● Given request
Take the data that follows and retype it word for word.

● Material supplied
========================================

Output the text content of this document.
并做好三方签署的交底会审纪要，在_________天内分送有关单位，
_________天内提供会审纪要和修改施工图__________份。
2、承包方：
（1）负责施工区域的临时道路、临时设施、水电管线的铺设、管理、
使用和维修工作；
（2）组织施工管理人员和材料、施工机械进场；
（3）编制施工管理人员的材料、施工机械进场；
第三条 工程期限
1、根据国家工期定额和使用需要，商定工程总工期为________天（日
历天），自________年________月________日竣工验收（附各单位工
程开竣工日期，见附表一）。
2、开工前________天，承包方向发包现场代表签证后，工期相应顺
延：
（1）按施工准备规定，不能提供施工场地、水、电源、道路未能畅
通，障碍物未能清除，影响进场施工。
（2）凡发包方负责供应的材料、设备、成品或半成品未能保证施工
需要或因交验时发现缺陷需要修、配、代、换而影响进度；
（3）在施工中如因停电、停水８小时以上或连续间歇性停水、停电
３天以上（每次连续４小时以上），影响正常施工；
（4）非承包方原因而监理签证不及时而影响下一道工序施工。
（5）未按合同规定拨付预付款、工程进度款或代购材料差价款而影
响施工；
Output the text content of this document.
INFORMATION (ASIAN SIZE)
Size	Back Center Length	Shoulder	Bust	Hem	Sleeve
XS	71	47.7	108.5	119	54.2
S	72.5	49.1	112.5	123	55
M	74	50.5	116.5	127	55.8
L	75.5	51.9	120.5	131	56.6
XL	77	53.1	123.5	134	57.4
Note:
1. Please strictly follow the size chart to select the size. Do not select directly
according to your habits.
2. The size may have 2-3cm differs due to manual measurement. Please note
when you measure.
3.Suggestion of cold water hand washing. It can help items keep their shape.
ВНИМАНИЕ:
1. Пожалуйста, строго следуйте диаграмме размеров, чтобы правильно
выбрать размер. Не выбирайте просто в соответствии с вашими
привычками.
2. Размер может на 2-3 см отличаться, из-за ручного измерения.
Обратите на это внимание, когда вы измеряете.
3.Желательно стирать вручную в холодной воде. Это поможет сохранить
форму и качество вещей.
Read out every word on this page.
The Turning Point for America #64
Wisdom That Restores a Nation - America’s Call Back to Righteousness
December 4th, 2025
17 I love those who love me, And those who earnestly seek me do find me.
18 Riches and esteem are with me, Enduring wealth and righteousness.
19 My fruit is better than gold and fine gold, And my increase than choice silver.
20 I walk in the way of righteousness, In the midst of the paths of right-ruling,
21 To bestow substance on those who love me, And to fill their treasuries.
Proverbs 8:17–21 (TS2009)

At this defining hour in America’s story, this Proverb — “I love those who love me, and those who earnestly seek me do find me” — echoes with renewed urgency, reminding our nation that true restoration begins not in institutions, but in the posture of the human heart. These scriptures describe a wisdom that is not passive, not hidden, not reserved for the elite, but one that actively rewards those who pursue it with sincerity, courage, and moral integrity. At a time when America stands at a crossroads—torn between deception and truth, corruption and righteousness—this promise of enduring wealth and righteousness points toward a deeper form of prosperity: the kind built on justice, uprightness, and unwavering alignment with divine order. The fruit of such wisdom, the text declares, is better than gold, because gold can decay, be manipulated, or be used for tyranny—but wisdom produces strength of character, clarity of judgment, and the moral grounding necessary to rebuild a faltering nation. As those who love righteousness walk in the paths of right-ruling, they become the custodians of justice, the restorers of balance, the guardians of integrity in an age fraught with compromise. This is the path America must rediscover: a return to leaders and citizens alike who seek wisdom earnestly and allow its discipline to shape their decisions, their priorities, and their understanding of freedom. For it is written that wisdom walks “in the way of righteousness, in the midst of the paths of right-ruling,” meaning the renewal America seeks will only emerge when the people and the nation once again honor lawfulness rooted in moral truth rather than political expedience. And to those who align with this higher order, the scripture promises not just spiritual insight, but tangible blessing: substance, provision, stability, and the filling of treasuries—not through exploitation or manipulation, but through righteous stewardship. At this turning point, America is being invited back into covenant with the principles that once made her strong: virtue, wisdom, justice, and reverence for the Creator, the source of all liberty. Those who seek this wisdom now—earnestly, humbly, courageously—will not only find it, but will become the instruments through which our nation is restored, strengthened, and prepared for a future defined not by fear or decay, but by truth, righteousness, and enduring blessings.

========================================

● Finished task
Output the text content of this document.
并做好三方签署的交底会审纪要，在_________天内分送有关单位，
_________天内提供会审纪要和修改施工图__________份。
2、承包方：
（1）负责施工区域的临时道路、临时设施、水电管线的铺设、管理、
使用和维修工作；
（2）组织施工管理人员和材料、施工机械进场；
（3）编制施工管理人员的材料、施工机械进场；
第三条 工程期限
1、根据国家工期定额和使用需要，商定工程总工期为________天（日
历天），自________年________月________日竣工验收（附各单位工
程开竣工日期，见附表一）。
2、开工前________天，承包方向发包现场代表签证后，工期相应顺
延：
（1）按施工准备规定，不能提供施工场地、水、电源、道路未能畅
通，障碍物未能清除，影响进场施工。
（2）凡发包方负责供应的材料、设备、成品或半成品未能保证施工
需要或因交验时发现缺陷需要修、配、代、换而影响进度；
（3）在施工中如因停电、停水８小时以上或连续间歇性停水、停电
３天以上（每次连续４小时以上），影响正常施工；
（4）非承包方原因而监理签证不及时而影响下一道工序施工。
（5）未按合同规定拨付预付款、工程进度款或代购材料差价款而影
响施工；
Output the text content of this document.
INFORMATION (ASIAN SIZE)
Size	Back Center Length	Shoulder	Bust	Hem	Sleeve
XS	71	47.7	108.5	119	54.2
S	72.5	49.1	112.5	123	55
M	74	50.5	116.5	127	55.8
L	75.5	51.9	120.5	131	56.6
XL	77	53.1	123.5	134	57.4
Note:
1. Please strictly follow the size chart to select the size. Do not select directly
according to your habits.
2. The size may have 2-3cm differs due to manual measurement. Please note
when you measure.
3.Suggestion of cold water hand washing. It can help items keep their shape.
ВНИМАНИЕ:
1. Пожалуйста, строго следуйте диаграмме размеров, чтобы правильно
выбрать размер. Не выбирайте просто в соответствии с вашими
привычками.
2. Размер может на 2-3 см отличаться, из-за ручного измерения.
Обратите на это внимание, когда вы измеряете.
3.Желательно стирать вручную в холодной воде. Это поможет сохранить
форму и качество вещей.
Read out every word on this page.
The Turning Point for America #64
Wisdom That Restores a Nation - America’s Call Back to Righteousness
December 4th, 2025
17 I love those who love me, And those who earnestly seek me do find me.
18 Riches and esteem are with me, Enduring wealth and righteousness.
19 My fruit is better than gold and fine gold, And my increase than choice silver.
20 I walk in the way of righteousness, In the midst of the paths of right-ruling,
21 To bestow substance on those who love me, And to fill their treasuries.
Proverbs 8:17–21 (TS2009)

At this defining hour in America’s story, this Proverb — “I love those who love me, and those who earnestly seek me do find me” — echoes with renewed urgency, reminding our nation that true restoration begins not in institutions, but in the posture of the human heart. These scriptures describe a wisdom that is not passive, not hidden, not reserved for the elite, but one that actively rewards those who pursue it with sincerity, courage, and moral integrity. At a time when America stands at a crossroads—torn between deception and truth, corruption and righteousness—this promise of enduring wealth and righteousness points toward a deeper form of prosperity: the kind built on justice, uprightness, and unwavering alignment with divine order. The fruit of such wisdom, the text declares, is better than gold, because gold can decay, be manipulated, or be used for tyranny—but wisdom produces strength of character, clarity of judgment, and the moral grounding necessary to rebuild a faltering nation. As those who love righteousness walk in the paths of right-ruling, they become the custodians of justice, the restorers of balance, the guardians of integrity in an age fraught with compromise. This is the path America must rediscover: a return to leaders and citizens alike who seek wisdom earnestly and allow its discipline to shape their decisions, their priorities, and their understanding of freedom. For it is written that wisdom walks “in the way of righteousness, in the midst of the paths of right-ruling,” meaning the renewal America seeks will only emerge when the people and the nation once again honor lawfulness rooted in moral truth rather than political expedience. And to those who align with this higher order, the scripture promises not just spiritual insight, but tangible blessing: substance, provision, stability, and the filling of treasuries—not through exploitation or manipulation, but through righteous stewardship. At this turning point, America is being invited back into covenant with the principles that once made her strong: virtue, wisdom, justice, and reverence for the Creator, the source of all liberty. Those who seek this wisdom now—earnestly, humbly, courageously—will not only find it, but will become the instruments through which our nation is restored, strengthened, and prepared for a future defined not by fear or decay, but by truth, righteousness, and enduring blessings.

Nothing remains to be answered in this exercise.